Collection entries
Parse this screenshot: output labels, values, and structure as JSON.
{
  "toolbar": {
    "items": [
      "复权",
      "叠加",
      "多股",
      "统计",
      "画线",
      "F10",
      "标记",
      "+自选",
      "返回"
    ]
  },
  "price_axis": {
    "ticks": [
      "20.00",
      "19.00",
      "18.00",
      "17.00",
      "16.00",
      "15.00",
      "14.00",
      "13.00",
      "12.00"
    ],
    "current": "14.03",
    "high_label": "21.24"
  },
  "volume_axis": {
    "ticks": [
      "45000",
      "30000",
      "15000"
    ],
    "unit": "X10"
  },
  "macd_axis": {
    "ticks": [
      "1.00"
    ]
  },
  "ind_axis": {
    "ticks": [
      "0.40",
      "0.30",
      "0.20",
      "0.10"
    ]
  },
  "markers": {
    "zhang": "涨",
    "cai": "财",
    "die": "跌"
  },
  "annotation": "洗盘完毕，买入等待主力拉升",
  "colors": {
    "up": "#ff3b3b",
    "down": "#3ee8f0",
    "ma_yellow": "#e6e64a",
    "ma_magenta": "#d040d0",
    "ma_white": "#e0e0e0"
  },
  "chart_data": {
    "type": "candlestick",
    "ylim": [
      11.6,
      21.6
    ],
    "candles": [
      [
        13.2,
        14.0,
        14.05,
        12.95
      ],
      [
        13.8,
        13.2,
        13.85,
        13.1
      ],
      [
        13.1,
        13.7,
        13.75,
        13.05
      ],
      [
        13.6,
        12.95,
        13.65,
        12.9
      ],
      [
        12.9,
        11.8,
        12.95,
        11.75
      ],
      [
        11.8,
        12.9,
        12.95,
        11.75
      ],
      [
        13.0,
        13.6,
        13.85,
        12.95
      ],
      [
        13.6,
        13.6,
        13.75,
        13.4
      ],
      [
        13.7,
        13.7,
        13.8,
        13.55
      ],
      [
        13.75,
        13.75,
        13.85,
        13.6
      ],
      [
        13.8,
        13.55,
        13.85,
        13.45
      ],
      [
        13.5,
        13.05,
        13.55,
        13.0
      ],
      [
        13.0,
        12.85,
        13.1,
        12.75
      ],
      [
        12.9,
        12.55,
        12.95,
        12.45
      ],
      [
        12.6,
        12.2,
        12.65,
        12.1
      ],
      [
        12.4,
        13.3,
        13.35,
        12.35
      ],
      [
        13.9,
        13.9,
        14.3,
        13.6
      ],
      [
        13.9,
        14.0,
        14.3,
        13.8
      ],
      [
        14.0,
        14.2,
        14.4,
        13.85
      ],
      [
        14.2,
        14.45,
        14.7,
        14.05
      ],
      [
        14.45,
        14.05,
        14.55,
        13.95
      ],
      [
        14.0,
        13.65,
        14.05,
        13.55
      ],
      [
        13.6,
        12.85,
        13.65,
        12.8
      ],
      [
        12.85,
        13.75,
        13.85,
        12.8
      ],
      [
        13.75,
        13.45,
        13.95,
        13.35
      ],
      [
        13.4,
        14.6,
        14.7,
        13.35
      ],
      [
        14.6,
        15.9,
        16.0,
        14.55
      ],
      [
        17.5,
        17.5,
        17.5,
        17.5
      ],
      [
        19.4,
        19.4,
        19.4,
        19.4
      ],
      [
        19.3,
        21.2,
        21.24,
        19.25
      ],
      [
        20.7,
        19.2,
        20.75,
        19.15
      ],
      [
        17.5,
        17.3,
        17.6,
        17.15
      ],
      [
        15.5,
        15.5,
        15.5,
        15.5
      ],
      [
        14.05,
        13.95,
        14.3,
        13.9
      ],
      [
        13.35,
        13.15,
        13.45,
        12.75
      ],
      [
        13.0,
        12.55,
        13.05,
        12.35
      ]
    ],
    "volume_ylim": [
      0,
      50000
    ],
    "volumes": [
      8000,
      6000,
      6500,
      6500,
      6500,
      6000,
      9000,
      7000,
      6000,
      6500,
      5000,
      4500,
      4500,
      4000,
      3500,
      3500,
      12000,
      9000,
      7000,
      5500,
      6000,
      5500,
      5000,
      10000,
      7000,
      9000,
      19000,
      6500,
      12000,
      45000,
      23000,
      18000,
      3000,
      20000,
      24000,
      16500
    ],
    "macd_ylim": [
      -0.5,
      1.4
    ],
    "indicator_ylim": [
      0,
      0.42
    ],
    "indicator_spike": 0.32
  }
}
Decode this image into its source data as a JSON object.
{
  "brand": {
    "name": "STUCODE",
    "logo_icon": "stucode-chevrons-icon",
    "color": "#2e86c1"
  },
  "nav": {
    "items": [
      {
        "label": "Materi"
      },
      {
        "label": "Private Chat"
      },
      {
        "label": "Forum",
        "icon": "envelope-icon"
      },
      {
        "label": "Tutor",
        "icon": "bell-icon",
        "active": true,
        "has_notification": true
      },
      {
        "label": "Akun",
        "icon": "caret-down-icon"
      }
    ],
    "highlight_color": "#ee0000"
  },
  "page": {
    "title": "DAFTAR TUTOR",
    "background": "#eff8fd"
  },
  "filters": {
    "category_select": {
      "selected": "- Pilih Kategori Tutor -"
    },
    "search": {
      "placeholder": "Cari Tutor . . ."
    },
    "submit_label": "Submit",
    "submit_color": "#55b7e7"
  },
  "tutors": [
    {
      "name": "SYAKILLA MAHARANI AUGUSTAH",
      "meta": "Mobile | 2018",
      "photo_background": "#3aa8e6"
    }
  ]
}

* [DESCRIPTION OF THE TASK]: Extract all lines of the records above that include "JSON".

* [THE RESULT]:
Parse this screenshot: output labels, values, and structure as JSON.
Decode this image into its source data as a JSON object.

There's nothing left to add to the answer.